**Dataset listings of figures**
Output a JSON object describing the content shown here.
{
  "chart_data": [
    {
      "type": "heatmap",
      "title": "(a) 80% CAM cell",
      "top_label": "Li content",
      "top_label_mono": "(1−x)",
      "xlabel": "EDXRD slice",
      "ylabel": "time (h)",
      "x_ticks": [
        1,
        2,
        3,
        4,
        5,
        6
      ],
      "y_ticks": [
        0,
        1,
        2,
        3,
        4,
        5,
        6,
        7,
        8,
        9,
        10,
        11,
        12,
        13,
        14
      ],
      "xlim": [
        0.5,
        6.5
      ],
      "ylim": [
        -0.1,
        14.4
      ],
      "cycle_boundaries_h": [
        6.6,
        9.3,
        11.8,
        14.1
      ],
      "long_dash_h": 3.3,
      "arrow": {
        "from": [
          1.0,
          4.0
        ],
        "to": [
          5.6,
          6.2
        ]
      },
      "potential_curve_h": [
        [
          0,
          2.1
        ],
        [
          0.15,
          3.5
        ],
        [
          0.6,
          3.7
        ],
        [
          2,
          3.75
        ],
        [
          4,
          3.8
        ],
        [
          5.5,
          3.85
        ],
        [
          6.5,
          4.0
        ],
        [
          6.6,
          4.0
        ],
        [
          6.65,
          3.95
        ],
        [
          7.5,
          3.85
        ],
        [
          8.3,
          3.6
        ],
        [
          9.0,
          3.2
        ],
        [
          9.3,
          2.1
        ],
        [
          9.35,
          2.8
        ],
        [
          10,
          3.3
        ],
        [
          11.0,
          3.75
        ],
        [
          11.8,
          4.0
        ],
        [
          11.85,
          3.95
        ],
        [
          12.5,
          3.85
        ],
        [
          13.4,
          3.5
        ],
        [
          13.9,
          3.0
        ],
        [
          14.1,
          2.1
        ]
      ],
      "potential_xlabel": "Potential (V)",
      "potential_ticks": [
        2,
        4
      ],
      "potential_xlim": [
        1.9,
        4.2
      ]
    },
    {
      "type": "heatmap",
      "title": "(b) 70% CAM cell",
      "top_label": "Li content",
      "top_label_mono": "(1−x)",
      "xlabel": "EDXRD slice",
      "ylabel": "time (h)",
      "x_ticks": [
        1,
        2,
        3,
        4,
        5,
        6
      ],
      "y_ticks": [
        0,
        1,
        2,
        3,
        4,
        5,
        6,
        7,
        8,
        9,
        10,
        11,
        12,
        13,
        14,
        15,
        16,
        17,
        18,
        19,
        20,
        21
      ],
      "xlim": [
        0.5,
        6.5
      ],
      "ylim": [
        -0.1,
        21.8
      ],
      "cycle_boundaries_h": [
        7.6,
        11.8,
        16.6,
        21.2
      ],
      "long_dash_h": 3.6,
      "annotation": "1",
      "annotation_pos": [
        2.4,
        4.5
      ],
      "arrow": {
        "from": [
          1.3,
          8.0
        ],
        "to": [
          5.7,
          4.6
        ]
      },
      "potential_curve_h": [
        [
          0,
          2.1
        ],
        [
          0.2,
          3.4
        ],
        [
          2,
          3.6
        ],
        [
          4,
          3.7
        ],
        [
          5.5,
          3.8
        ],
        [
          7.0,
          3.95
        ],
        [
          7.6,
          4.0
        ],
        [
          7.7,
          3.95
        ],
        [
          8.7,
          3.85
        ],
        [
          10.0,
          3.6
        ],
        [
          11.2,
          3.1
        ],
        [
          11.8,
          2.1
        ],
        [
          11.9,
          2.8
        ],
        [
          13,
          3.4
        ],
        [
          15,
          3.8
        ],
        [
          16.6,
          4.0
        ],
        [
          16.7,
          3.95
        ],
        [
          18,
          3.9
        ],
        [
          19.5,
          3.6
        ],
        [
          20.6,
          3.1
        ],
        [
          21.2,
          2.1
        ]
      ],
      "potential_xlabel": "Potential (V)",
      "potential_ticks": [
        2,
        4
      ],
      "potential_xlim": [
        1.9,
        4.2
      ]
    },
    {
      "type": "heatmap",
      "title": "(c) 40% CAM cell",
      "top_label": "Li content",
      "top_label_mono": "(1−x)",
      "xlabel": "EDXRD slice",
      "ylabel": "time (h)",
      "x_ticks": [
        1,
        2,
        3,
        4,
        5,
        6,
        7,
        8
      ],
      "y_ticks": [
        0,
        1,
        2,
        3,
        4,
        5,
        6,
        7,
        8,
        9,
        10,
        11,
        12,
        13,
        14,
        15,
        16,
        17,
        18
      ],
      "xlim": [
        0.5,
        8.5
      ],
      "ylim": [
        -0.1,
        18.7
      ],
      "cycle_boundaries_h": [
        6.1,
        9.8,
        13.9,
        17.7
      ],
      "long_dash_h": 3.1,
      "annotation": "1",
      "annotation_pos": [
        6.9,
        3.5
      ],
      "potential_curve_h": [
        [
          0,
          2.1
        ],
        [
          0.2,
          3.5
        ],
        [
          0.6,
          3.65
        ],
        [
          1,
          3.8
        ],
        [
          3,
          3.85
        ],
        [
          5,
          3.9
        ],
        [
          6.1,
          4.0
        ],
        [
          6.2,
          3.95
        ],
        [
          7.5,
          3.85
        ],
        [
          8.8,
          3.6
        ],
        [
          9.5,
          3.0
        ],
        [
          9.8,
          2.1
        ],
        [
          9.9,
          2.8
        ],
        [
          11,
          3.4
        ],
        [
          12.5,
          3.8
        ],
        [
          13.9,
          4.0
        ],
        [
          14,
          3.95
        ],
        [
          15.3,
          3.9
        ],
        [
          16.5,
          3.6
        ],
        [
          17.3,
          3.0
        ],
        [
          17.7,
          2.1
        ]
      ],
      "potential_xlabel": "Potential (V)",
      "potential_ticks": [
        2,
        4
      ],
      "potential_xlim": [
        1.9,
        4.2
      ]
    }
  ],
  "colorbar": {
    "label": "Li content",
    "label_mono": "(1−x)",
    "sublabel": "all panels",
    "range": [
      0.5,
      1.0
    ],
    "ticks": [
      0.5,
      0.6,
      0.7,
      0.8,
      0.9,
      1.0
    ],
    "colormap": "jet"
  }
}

**EXERCISE PROMPT**
Exactly reproduce all of the entries.

**RESULT**
Output a JSON object describing the content shown here.
{
  "chart_data": [
    {
      "type": "heatmap",
      "title": "(a) 80% CAM cell",
      "top_label": "Li content",
      "top_label_mono": "(1−x)",
      "xlabel": "EDXRD slice",
      "ylabel": "time (h)",
      "x_ticks": [
        1,
        2,
        3,
        4,
        5,
        6
      ],
      "y_ticks": [
        0,
        1,
        2,
        3,
        4,
        5,
        6,
        7,
        8,
        9,
        10,
        11,
        12,
        13,
        14
      ],
      "xlim": [
        0.5,
        6.5
      ],
      "ylim": [
        -0.1,
        14.4
      ],
      "cycle_boundaries_h": [
        6.6,
        9.3,
        11.8,
        14.1
      ],
      "long_dash_h": 3.3,
      "arrow": {
        "from": [
          1.0,
          4.0
        ],
        "to": [
          5.6,
          6.2
        ]
      },
      "potential_curve_h": [
        [
          0,
          2.1
        ],
        [
          0.15,
          3.5
        ],
        [
          0.6,
          3.7
        ],
        [
          2,
          3.75
        ],
        [
          4,
          3.8
        ],
        [
          5.5,
          3.85
        ],
        [
          6.5,
          4.0
        ],
        [
          6.6,
          4.0
        ],
        [
          6.65,
          3.95
        ],
        [
          7.5,
          3.85
        ],
        [
          8.3,
          3.6
        ],
        [
          9.0,
          3.2
        ],
        [
          9.3,
          2.1
        ],
        [
          9.35,
          2.8
        ],
        [
          10,
          3.3
        ],
        [
          11.0,
          3.75
        ],
        [
          11.8,
          4.0
        ],
        [
          11.85,
          3.95
        ],
        [
          12.5,
          3.85
        ],
        [
          13.4,
          3.5
        ],
        [
          13.9,
          3.0
        ],
        [
          14.1,
          2.1
        ]
      ],
      "potential_xlabel": "Potential (V)",
      "potential_ticks": [
        2,
        4
      ],
      "potential_xlim": [
        1.9,
        4.2
      ]
    },
    {
      "type": "heatmap",
      "title": "(b) 70% CAM cell",
      "top_label": "Li content",
      "top_label_mono": "(1−x)",
      "xlabel": "EDXRD slice",
      "ylabel": "time (h)",
      "x_ticks": [
        1,
        2,
        3,
        4,
        5,
        6
      ],
      "y_ticks": [
        0,
        1,
        2,
        3,
        4,
        5,
        6,
        7,
        8,
        9,
        10,
        11,
        12,
        13,
        14,
        15,
        16,
        17,
        18,
        19,
        20,
        21
      ],
      "xlim": [
        0.5,
        6.5
      ],
      "ylim": [
        -0.1,
        21.8
      ],
      "cycle_boundaries_h": [
        7.6,
        11.8,
        16.6,
        21.2
      ],
      "long_dash_h": 3.6,
      "annotation": "1",
      "annotation_pos": [
        2.4,
        4.5
      ],
      "arrow": {
        "from": [
          1.3,
          8.0
        ],
        "to": [
          5.7,
          4.6
        ]
      },
      "potential_curve_h": [
        [
          0,
          2.1
        ],
        [
          0.2,
          3.4
        ],
        [
          2,
          3.6
        ],
        [
          4,
          3.7
        ],
        [
          5.5,
          3.8
        ],
        [
          7.0,
          3.95
        ],
        [
          7.6,
          4.0
        ],
        [
          7.7,
          3.95
        ],
        [
          8.7,
          3.85
        ],
        [
          10.0,
          3.6
        ],
        [
          11.2,
          3.1
        ],
        [
          11.8,
          2.1
        ],
        [
          11.9,
          2.8
        ],
        [
          13,
          3.4
        ],
        [
          15,
          3.8
        ],
        [
          16.6,
          4.0
        ],
        [
          16.7,
          3.95
        ],
        [
          18,
          3.9
        ],
        [
          19.5,
          3.6
        ],
        [
          20.6,
          3.1
        ],
        [
          21.2,
          2.1
        ]
      ],
      "potential_xlabel": "Potential (V)",
      "potential_ticks": [
        2,
        4
      ],
      "potential_xlim": [
        1.9,
        4.2
      ]
    },
    {
      "type": "heatmap",
      "title": "(c) 40% CAM cell",
      "top_label": "Li content",
      "top_label_mono": "(1−x)",
      "xlabel": "EDXRD slice",
      "ylabel": "time (h)",
      "x_ticks": [
        1,
        2,
        3,
        4,
        5,
        6,
        7,
        8
      ],
      "y_ticks": [
        0,
        1,
        2,
        3,
        4,
        5,
        6,
        7,
        8,
        9,
        10,
        11,
        12,
        13,
        14,
        15,
        16,
        17,
        18
      ],
      "xlim": [
        0.5,
        8.5
      ],
      "ylim": [
        -0.1,
        18.7
      ],
      "cycle_boundaries_h": [
        6.1,
        9.8,
        13.9,
        17.7
      ],
      "long_dash_h": 3.1,
      "annotation": "1",
      "annotation_pos": [
        6.9,
        3.5
      ],
      "potential_curve_h": [
        [
          0,
          2.1
        ],
        [
          0.2,
          3.5
        ],
        [
          0.6,
          3.65
        ],
        [
          1,
          3.8
        ],
        [
          3,
          3.85
        ],
        [
          5,
          3.9
        ],
        [
          6.1,
          4.0
        ],
        [
          6.2,
          3.95
        ],
        [
          7.5,
          3.85
        ],
        [
          8.8,
          3.6
        ],
        [
          9.5,
          3.0
        ],
        [
          9.8,
          2.1
        ],
        [
          9.9,
          2.8
        ],
        [
          11,
          3.4
        ],
        [
          12.5,
          3.8
        ],
        [
          13.9,
          4.0
        ],
        [
          14,
          3.95
        ],
        [
          15.3,
          3.9
        ],
        [
          16.5,
          3.6
        ],
        [
          17.3,
          3.0
        ],
        [
          17.7,
          2.1
        ]
      ],
      "potential_xlabel": "Potential (V)",
      "potential_ticks": [
        2,
        4
      ],
      "potential_xlim": [
        1.9,
        4.2
      ]
    }
  ],
  "colorbar": {
    "label": "Li content",
    "label_mono": "(1−x)",
    "sublabel": "all panels",
    "range": [
      0.5,
      1.0
    ],
    "ticks": [
      0.5,
      0.6,
      0.7,
      0.8,
      0.9,
      1.0
    ],
    "colormap": "jet"
  }
}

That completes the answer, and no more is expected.